[Stored dataset items]
---------------

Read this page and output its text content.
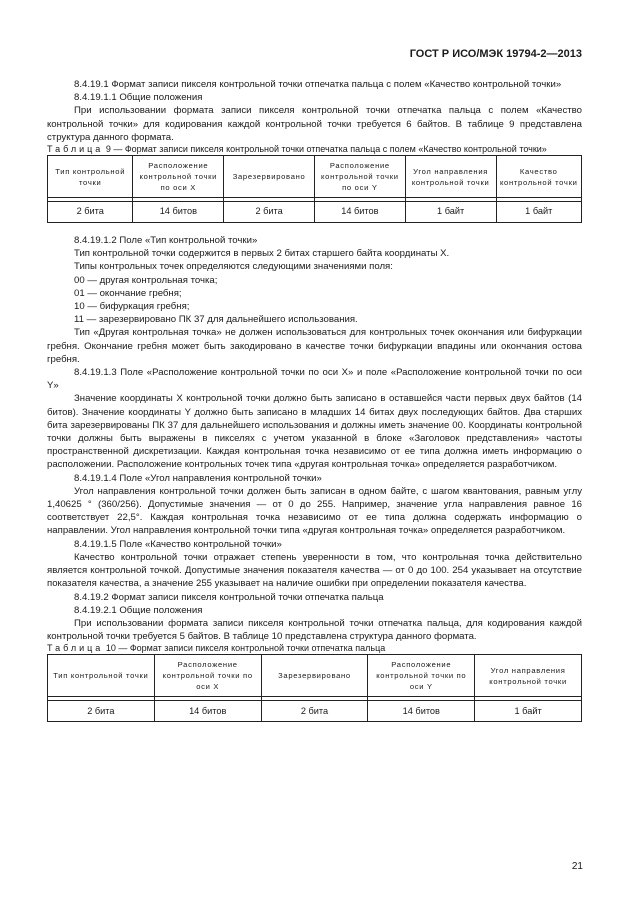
ГОСТ Р ИСО/МЭК 19794-2—2013

8.4.19.1 Формат записи пикселя контрольной точки отпечатка пальца с полем «Качество контрольной точки»

8.4.19.1.1 Общие положения

При использовании формата записи пикселя контрольной точки отпечатка пальца с полем «Качество контрольной точки» для кодирования каждой контрольной точки требуется 6 байтов. В таблице 9 представлена структура данного формата.

Таблица 9 — Формат записи пикселя контрольной точки отпечатка пальца с полем «Качество контрольной точки»

Тип контрольной точки	Расположение контрольной точки по оси X	Зарезервировано	Расположение контрольной точки по оси Y	Угол направления контрольной точки	Качество контрольной точки

2 бита	14 битов	2 бита	14 битов	1 байт	1 байт

8.4.19.1.2 Поле «Тип контрольной точки»

Тип контрольной точки содержится в первых 2 битах старшего байта координаты X.

Типы контрольных точек определяются следующими значениями поля:

00 — другая контрольная точка;

01 — окончание гребня;

10 — бифуркация гребня;

11 — зарезервировано ПК 37 для дальнейшего использования.

Тип «Другая контрольная точка» не должен использоваться для контрольных точек окончания или бифуркации гребня. Окончание гребня может быть закодировано в качестве точки бифуркации впадины или окончания остова гребня.

8.4.19.1.3 Поле «Расположение контрольной точки по оси X» и поле «Расположение контрольной точки по оси Y»

Значение координаты X контрольной точки должно быть записано в оставшейся части первых двух байтов (14 битов). Значение координаты Y должно быть записано в младших 14 битах двух последующих байтов. Два старших бита зарезервированы ПК 37 для дальнейшего использования и должны иметь значение 00. Координаты контрольной точки должны быть выражены в пикселях с учетом указанной в блоке «Заголовок представления» частоты пространственной дискретизации. Каждая контрольная точка независимо от ее типа должна иметь информацию о расположении. Расположение контрольных точек типа «другая контрольная точка» определяется разработчиком.

8.4.19.1.4 Поле «Угол направления контрольной точки»

Угол направления контрольной точки должен быть записан в одном байте, с шагом квантования, равным углу 1,40625 ° (360/256). Допустимые значения — от 0 до 255. Например, значение угла направления равное 16 соответствует 22,5°. Каждая контрольная точка независимо от ее типа должна содержать информацию о направлении. Угол направления контрольной точки типа «другая контрольная точка» определяется разработчиком.

8.4.19.1.5 Поле «Качество контрольной точки»

Качество контрольной точки отражает степень уверенности в том, что контрольная точка действительно является контрольной точкой. Допустимые значения показателя качества — от 0 до 100. 254 указывает на отсутствие показателя качества, а значение 255 указывает на наличие ошибки при определении показателя качества.

8.4.19.2 Формат записи пикселя контрольной точки отпечатка пальца

8.4.19.2.1 Общие положения

При использовании формата записи пикселя контрольной точки отпечатка пальца, для кодирования каждой контрольной точки требуется 5 байтов. В таблице 10 представлена структура данного формата.

Таблица 10 — Формат записи пикселя контрольной точки отпечатка пальца

Тип контрольной точки	Расположение контрольной точки по оси X	Зарезервировано	Расположение контрольной точки по оси Y	Угол направления контрольной точки

2 бита	14 битов	2 бита	14 битов	1 байт
21
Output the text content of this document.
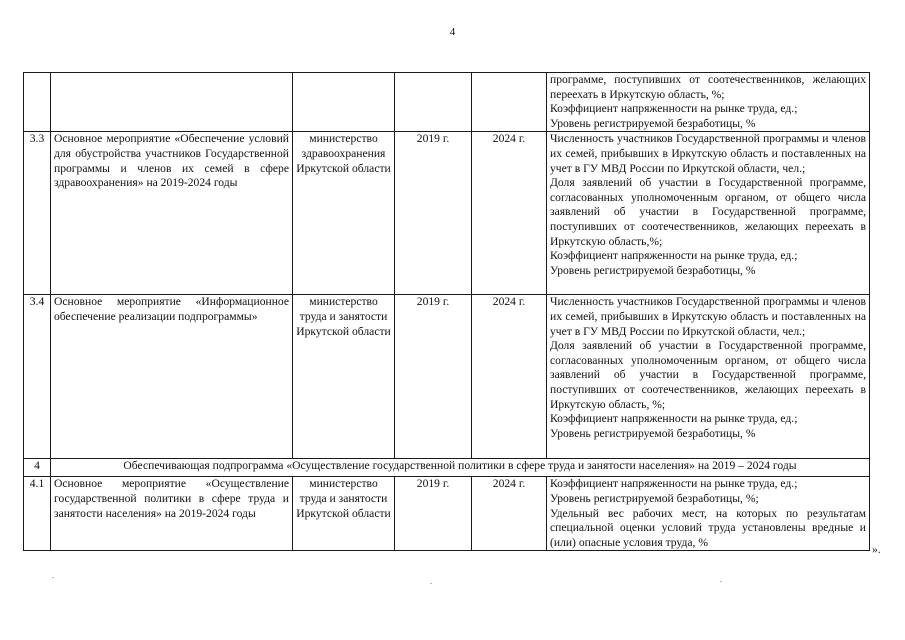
4

					программе, поступивших от соотечественников, желающих переехать в Иркутскую область, %;
Коэффициент напряженности на рынке труда, ед.;
Уровень регистрируемой безработицы, %

3.3	Основное мероприятие «Обеспечение условий для обустройства участников Государственной программы и членов их семей в сфере здравоохранения» на 2019-2024 годы	министерство здравоохранения Иркутской области	2019 г.	2024 г.	Численность участников Государственной программы и членов их семей, прибывших в Иркутскую область и поставленных на учет в ГУ МВД России по Иркутской области, чел.;
Доля заявлений об участии в Государственной программе, согласованных уполномоченным органом, от общего числа заявлений об участии в Государственной программе, поступивших от соотечественников, желающих переехать в Иркутскую область,%;
Коэффициент напряженности на рынке труда, ед.;
Уровень регистрируемой безработицы, %

3.4	Основное мероприятие «Информационное обеспечение реализации подпрограммы»	министерство труда и занятости Иркутской области	2019 г.	2024 г.	Численность участников Государственной программы и членов их семей, прибывших в Иркутскую область и поставленных на учет в ГУ МВД России по Иркутской области, чел.;
Доля заявлений об участии в Государственной программе, согласованных уполномоченным органом, от общего числа заявлений об участии в Государственной программе, поступивших от соотечественников, желающих переехать в Иркутскую область, %;
Коэффициент напряженности на рынке труда, ед.;
Уровень регистрируемой безработицы, %

4	Обеспечивающая подпрограмма «Осуществление государственной политики в сфере труда и занятости населения» на 2019 – 2024 годы				
4.1	Основное мероприятие «Осуществление государственной политики в сфере труда и занятости населения» на 2019-2024 годы	министерство труда и занятости Иркутской области	2019 г.	2024 г.	Коэффициент напряженности на рынке труда, ед.;
Уровень регистрируемой безработицы, %;
Удельный вес рабочих мест, на которых по результатам специальной оценки условий труда установлены вредные и (или) опасные условия труда, %
».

---------------

• [Exercise]
Each line in the entries above that includes the string "Таблица" should be extracted.

• [Solution for this task]
Таблица 9 — Формат записи пикселя контрольной точки отпечатка пальца с полем «Качество контрольной точки»
Таблица 10 — Формат записи пикселя контрольной точки отпечатка пальца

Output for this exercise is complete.